▸ AUFGABENSTELLUNG:
Setzen Sie den nachstehenden Auszug zur örtlichen Zuständigkeit nach § 28 Abs 1 Z 2 JN im Anschluss an seinen letzten Satz fort.

▸ ZU LESENDER AUSZUG:

[6] 2. Für den Fall, dass für eine bürgerliche Rechtssache die Voraussetzungen für die örtliche Zuständigkeit eines inländischen Gerichts nicht gegeben oder nicht zu ermitteln sind, bestimmt § 28 Abs 1 Z 2 JN, dass der Oberste Gerichtshof aus den sachlich zuständigen Gerichten eines zu bestimmen hat, welches für die fragliche Rechtssache als örtlich zuständig zu gelten hat, wenn der Kläger österreichischer Staatsbürger ist oder seinen Wohnsitz, gewöhnlichen Aufenthalt oder Sitz im Inland hat und im Einzelfall die Rechtsverfolgung im Ausland nicht möglich oder unzumutbar wäre.

▸ Gespeicherte Datensätze:
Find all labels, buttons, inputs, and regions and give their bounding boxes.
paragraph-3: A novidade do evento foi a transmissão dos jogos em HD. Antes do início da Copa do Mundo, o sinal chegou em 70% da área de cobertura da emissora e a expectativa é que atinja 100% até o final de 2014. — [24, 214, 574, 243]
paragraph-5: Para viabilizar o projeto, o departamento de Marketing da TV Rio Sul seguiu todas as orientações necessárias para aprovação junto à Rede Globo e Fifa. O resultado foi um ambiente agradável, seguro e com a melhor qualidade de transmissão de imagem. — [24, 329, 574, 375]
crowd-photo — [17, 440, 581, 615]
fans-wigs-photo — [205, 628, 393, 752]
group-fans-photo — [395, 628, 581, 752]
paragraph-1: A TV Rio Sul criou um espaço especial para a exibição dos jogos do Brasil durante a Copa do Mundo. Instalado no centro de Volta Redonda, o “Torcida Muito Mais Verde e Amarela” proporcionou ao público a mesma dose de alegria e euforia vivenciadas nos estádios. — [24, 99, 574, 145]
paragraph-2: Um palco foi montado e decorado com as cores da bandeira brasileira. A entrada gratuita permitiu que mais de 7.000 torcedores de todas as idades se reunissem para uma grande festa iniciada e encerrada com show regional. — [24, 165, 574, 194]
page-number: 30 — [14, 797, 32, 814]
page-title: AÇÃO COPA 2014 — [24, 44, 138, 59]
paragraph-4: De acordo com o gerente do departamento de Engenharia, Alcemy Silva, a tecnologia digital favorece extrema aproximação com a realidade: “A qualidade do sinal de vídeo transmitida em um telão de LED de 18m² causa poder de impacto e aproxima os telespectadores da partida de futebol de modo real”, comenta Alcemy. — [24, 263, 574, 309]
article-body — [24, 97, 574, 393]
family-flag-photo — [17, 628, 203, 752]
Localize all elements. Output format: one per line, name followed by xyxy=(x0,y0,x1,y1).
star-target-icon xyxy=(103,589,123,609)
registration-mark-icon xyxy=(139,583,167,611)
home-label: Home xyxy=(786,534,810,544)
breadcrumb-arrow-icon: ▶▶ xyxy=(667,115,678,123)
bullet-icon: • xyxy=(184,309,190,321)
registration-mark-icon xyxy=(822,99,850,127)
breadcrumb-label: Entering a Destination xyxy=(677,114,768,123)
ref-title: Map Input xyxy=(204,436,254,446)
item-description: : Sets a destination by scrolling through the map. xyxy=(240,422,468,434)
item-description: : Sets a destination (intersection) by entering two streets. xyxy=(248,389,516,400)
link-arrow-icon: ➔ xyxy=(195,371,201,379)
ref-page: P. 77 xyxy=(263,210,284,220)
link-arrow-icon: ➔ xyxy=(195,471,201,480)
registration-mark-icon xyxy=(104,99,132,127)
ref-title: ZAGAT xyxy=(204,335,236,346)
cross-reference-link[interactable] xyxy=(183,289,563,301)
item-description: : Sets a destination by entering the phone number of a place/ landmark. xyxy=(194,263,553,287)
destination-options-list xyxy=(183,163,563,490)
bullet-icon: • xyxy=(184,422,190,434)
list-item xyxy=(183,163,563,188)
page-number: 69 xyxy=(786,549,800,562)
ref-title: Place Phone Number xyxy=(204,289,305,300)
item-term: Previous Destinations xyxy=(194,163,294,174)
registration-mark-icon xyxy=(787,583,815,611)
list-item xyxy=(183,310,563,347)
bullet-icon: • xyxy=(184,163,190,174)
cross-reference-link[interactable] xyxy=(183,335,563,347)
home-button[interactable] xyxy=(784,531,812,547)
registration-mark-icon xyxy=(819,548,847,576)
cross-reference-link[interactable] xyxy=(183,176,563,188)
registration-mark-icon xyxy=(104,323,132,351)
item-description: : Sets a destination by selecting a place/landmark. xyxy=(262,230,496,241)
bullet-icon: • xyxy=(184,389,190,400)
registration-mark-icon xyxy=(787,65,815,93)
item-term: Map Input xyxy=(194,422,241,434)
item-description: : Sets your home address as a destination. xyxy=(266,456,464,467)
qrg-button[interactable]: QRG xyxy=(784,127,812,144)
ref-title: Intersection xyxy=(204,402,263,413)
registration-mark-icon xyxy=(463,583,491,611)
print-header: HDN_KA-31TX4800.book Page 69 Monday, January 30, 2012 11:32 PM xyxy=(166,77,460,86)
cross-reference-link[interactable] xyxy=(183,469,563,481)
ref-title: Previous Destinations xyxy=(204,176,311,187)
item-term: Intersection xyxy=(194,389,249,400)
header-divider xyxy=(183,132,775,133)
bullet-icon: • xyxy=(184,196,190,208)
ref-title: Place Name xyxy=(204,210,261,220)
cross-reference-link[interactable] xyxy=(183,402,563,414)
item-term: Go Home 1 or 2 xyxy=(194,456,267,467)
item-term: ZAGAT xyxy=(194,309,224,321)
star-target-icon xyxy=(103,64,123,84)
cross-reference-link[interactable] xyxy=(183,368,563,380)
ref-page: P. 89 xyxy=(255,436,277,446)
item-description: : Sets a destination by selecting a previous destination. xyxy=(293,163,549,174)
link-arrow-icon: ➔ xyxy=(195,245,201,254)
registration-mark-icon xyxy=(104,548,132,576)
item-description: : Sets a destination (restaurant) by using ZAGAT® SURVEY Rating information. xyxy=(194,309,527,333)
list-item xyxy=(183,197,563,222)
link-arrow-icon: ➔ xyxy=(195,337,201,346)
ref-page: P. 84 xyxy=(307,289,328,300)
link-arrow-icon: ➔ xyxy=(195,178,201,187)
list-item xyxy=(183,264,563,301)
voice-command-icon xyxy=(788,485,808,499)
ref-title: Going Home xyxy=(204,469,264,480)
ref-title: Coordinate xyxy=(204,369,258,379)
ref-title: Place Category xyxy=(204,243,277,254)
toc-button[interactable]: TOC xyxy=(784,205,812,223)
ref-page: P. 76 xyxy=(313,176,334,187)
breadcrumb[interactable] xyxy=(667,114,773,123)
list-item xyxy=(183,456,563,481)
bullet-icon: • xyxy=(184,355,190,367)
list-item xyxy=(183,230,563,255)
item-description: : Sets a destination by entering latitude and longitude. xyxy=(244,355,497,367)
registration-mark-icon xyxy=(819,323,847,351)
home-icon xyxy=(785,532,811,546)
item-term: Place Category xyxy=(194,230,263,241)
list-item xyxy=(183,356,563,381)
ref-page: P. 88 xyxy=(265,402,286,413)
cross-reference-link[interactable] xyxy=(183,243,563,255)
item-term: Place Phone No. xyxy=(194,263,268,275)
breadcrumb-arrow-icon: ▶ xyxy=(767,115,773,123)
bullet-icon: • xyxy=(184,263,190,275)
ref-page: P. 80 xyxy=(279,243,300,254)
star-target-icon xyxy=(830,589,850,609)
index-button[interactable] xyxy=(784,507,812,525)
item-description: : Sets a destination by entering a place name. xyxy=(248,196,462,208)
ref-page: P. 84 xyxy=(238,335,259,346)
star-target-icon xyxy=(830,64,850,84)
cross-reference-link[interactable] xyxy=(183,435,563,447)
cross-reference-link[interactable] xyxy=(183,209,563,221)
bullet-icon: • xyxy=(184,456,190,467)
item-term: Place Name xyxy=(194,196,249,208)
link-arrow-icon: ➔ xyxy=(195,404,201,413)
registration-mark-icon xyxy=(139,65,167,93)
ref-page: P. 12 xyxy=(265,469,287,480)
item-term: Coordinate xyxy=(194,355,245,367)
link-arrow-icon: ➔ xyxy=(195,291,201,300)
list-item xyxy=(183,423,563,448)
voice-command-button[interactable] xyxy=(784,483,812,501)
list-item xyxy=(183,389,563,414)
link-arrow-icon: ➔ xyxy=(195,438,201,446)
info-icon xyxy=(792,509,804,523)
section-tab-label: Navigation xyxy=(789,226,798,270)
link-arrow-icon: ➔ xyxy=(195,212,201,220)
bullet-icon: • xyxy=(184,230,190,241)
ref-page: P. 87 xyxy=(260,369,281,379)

▸ SCHRIFTLICHE ANTWORT:
[7] 3. § 28 Abs 1 Z 2 JN soll Fälle abdecken, in denen trotz Fehlens eines inländischen Gerichtsstands ein Bedürfnis nach Gewährung von inländischem Rechtsschutz besteht, weil die Sache ein Naheverhältnis zum Inland aufweist und im Einzelfall eine effektive Klagemöglichkeit im Ausland fehlt (RS0057221 [T4]). Letzteres wird insbesondere dann angenommen, wenn eine Exekution im Inland angestrebt wird, eine am Sitz des Beklagten ergangene Entscheidung hier aber nicht vollstreckt würde (RS0046148 [T17]).

[8] Dem Vorbringen des Klägers lässt sich hier (noch) ausreichend deutlich ableiten, dass er die Vollstreckung in Österreich anstrebt.

[9] 4. Der Oberste Gerichtshof hat Ordinationsanträgen bereits in einer Vielzahl von Fällen stattgegeben, wenn der Kläger Ansprüche nach der EU‑FluggastVO sonst in einem Drittstaat einklagen müsste und zwischen diesem Drittstaat und Österreich kein Vollstreckungsübereinkommen besteht (Länderbeispiele in RS0046148).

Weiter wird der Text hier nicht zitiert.